How to complete this task:
Your task is to copy every line of the entries that contains "Americans".

Records from a data source:
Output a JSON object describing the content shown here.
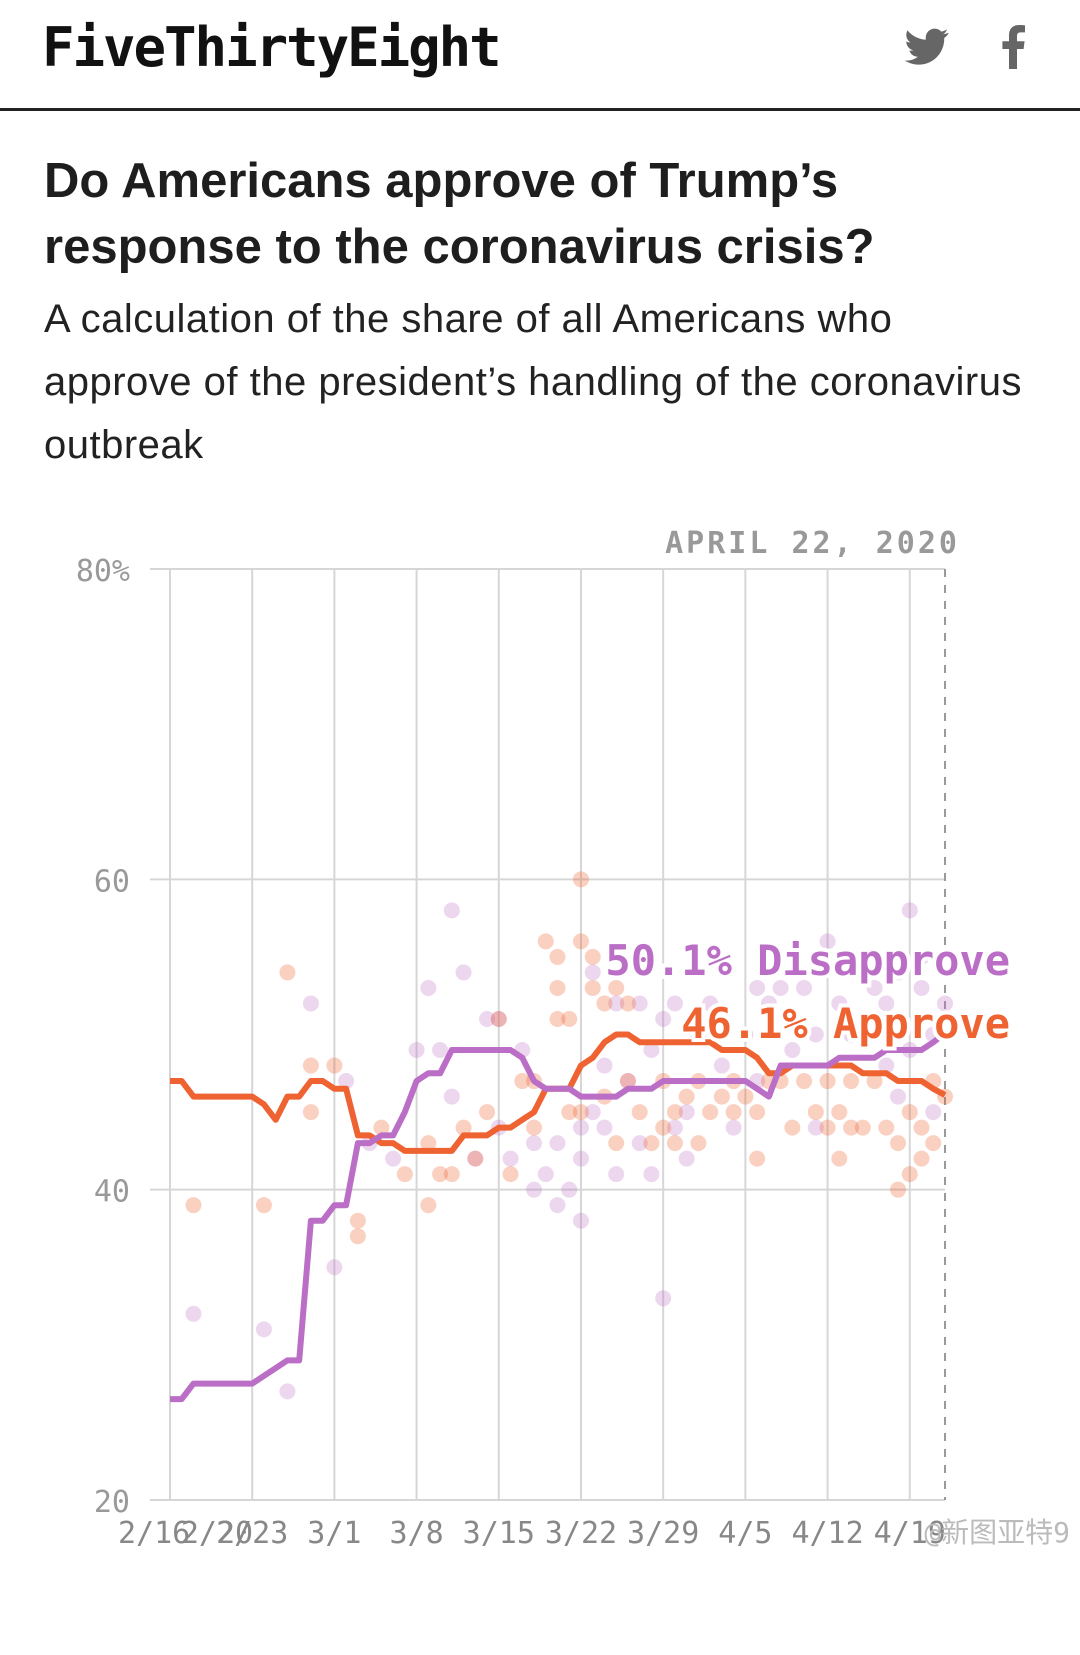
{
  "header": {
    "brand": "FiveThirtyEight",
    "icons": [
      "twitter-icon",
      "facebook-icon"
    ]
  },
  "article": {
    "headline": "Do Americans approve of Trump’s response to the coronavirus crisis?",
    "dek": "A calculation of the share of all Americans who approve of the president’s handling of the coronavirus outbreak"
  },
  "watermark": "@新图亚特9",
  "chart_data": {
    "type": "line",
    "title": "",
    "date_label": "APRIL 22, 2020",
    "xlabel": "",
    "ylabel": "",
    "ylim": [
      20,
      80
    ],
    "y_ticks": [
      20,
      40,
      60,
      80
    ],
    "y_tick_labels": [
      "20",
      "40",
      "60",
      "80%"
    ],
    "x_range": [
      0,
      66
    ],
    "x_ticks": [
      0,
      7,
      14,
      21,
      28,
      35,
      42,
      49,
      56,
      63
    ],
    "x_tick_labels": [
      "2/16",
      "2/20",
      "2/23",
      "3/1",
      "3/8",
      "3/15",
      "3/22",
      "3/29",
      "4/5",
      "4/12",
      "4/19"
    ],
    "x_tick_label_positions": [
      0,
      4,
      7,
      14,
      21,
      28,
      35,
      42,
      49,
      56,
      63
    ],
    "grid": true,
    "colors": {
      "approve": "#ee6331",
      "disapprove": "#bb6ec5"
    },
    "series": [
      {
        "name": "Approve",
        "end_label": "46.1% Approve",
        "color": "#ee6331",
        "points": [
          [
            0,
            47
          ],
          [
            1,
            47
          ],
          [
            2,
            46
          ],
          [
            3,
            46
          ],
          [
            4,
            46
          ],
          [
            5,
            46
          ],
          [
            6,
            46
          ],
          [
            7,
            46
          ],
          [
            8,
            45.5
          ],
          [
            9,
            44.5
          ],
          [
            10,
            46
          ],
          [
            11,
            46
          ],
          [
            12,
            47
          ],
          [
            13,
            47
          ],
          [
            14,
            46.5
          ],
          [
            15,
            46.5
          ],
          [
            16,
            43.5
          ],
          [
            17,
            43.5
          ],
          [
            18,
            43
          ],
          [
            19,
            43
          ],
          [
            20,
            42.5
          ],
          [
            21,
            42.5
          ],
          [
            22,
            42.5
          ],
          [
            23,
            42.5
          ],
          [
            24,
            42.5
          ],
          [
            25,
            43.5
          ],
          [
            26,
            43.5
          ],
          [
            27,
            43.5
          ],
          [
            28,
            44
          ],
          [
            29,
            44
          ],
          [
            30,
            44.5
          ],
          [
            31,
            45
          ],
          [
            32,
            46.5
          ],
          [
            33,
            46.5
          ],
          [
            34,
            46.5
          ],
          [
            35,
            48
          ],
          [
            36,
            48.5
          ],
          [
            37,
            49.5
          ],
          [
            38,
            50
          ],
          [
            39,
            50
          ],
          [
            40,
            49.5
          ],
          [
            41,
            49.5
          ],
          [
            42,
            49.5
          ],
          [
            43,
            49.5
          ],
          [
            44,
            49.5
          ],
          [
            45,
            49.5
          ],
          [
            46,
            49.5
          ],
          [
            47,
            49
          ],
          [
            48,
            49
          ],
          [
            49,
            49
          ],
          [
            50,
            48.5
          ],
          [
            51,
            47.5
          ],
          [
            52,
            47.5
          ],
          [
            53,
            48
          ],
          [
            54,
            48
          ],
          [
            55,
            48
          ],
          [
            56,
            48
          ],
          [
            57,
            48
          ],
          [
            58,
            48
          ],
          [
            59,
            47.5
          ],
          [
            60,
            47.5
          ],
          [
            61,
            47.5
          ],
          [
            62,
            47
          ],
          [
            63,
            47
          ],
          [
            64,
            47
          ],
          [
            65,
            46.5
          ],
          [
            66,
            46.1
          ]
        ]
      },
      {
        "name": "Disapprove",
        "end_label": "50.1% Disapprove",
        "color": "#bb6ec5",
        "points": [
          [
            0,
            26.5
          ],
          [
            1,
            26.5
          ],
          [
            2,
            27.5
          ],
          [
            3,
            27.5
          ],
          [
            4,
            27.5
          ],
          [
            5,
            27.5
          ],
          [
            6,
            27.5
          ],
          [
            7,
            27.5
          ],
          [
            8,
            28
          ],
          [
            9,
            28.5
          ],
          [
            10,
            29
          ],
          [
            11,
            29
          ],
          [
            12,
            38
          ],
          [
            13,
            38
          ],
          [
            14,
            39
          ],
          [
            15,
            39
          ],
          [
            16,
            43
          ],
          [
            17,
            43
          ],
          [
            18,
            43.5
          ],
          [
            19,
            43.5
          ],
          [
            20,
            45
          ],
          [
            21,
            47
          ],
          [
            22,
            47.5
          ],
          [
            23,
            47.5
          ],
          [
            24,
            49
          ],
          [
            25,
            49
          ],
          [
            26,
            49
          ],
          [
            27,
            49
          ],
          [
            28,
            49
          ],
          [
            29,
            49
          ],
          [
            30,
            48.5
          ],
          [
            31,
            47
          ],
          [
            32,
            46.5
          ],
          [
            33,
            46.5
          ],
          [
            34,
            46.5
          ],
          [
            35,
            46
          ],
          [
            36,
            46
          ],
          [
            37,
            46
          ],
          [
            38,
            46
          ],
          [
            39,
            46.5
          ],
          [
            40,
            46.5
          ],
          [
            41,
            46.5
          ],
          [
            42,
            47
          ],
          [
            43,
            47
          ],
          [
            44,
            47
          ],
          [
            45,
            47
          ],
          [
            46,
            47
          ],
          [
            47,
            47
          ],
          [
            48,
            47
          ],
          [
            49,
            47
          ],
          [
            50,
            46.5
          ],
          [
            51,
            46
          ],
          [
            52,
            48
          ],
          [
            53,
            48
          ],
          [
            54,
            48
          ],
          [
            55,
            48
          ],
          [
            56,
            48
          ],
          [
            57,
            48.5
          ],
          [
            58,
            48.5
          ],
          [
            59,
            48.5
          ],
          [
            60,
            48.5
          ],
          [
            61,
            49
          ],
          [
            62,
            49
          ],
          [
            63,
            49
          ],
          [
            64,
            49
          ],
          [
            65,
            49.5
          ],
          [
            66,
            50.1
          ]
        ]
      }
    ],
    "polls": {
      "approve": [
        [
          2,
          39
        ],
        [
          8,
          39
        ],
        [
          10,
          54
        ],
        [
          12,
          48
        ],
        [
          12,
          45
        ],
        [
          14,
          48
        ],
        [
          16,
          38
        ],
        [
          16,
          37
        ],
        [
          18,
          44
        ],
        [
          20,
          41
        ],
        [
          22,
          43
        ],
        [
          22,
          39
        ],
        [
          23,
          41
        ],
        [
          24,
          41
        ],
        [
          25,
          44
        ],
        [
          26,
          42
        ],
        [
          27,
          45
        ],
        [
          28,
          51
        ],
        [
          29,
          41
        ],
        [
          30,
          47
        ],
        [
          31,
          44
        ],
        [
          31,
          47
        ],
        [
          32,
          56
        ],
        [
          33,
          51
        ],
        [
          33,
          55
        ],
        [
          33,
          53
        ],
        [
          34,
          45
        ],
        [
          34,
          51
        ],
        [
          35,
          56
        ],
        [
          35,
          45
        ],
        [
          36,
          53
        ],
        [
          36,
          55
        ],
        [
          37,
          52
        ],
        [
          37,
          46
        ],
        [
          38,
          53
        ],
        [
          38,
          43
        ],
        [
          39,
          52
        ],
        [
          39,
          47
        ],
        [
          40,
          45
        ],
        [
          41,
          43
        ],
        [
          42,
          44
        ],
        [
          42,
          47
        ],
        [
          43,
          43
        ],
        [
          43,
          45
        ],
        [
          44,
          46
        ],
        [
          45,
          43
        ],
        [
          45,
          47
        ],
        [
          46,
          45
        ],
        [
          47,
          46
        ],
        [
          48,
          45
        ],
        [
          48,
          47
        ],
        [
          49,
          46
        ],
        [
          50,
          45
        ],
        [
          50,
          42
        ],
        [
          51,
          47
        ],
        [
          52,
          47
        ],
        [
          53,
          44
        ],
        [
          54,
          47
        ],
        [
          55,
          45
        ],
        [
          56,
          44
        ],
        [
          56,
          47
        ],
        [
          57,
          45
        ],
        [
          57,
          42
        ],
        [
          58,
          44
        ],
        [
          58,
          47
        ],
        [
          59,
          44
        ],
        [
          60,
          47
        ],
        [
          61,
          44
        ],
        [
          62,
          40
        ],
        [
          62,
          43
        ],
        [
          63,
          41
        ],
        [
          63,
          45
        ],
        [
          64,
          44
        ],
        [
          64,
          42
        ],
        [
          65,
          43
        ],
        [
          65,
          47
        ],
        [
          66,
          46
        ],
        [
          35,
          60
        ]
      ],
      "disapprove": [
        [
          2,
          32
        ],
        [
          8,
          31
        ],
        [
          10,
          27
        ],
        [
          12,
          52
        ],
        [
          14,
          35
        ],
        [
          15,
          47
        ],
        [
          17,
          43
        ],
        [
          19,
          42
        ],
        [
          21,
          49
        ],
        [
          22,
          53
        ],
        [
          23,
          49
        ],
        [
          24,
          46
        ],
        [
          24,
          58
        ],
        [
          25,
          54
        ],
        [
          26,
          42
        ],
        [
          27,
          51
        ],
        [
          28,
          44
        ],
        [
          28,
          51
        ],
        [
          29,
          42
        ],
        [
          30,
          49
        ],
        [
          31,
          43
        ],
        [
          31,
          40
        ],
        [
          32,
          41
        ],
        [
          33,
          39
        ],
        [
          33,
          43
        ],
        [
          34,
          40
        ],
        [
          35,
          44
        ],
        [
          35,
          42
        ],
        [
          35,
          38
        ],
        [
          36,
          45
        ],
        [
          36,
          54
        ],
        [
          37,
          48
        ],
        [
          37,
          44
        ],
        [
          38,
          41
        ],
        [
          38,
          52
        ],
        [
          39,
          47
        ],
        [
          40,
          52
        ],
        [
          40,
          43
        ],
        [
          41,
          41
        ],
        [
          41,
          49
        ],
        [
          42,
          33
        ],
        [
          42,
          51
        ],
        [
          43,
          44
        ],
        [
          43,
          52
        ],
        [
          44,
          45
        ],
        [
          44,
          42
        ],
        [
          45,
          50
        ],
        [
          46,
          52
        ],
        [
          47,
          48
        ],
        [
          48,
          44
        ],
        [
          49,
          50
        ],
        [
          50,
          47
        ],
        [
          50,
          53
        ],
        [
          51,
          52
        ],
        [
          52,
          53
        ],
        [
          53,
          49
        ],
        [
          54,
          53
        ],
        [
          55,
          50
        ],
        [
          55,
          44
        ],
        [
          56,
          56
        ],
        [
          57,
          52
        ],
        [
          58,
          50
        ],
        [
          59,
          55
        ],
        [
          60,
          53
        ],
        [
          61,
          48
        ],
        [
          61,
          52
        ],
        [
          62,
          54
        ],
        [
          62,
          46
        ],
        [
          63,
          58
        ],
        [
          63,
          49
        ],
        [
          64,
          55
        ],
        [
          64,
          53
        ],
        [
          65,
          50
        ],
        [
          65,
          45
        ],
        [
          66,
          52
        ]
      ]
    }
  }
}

Exercise solution:
    "headline": "Do Americans approve of Trump’s response to the coronavirus crisis?",
    "dek": "A calculation of the share of all Americans who approve of the president’s handling of the coronavirus outbreak"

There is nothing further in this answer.